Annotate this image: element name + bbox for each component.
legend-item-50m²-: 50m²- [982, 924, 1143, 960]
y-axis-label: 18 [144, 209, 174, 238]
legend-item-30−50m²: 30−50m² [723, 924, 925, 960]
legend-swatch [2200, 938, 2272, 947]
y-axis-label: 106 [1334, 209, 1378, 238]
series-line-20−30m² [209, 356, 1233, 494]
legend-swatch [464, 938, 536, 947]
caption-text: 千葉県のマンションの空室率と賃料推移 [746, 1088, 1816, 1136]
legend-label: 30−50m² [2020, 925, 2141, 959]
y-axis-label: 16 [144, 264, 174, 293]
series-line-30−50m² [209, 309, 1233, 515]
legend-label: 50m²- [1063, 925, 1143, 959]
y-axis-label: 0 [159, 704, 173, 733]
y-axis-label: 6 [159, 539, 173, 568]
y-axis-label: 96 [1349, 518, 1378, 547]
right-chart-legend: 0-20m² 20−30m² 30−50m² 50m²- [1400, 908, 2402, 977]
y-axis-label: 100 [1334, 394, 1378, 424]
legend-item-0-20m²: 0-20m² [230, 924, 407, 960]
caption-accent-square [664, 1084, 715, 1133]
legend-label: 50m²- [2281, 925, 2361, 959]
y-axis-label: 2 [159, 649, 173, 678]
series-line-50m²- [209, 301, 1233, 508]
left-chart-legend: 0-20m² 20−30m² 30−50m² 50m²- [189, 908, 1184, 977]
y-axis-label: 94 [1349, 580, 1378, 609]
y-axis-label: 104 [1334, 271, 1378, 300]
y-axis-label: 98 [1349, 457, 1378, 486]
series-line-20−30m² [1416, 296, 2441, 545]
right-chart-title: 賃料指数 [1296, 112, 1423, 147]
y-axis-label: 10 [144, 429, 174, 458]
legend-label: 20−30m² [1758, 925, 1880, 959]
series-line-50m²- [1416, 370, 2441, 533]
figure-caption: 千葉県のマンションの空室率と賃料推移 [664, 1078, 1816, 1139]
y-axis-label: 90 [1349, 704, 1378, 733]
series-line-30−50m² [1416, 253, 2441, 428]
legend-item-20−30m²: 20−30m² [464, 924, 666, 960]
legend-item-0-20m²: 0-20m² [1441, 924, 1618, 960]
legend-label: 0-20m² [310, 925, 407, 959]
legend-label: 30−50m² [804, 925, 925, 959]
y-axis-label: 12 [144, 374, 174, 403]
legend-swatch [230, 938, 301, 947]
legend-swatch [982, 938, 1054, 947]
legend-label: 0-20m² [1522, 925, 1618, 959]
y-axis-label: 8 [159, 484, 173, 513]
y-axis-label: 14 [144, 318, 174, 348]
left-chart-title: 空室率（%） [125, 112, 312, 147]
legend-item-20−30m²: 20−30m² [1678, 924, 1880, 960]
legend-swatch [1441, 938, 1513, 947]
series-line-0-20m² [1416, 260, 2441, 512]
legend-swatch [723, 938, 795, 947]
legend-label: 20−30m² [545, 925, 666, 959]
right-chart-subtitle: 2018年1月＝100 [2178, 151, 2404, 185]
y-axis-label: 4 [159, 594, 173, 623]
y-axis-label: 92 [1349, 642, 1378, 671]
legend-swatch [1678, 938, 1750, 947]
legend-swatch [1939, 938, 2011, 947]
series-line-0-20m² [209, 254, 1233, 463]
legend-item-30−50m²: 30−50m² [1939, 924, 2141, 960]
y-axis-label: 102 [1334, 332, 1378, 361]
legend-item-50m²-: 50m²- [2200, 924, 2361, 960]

——

Task to carry out
Reproduce the records word for word, from the first line down to and including the line that contains "y-axis-label: 16 [144, 264, 174, 293]".

Final result
Annotate this image: element name + bbox for each component.
legend-item-50m²-: 50m²- [982, 924, 1143, 960]
y-axis-label: 18 [144, 209, 174, 238]
legend-item-30−50m²: 30−50m² [723, 924, 925, 960]
legend-swatch [2200, 938, 2272, 947]
y-axis-label: 106 [1334, 209, 1378, 238]
series-line-20−30m² [209, 356, 1233, 494]
legend-swatch [464, 938, 536, 947]
caption-text: 千葉県のマンションの空室率と賃料推移 [746, 1088, 1816, 1136]
legend-label: 30−50m² [2020, 925, 2141, 959]
y-axis-label: 16 [144, 264, 174, 293]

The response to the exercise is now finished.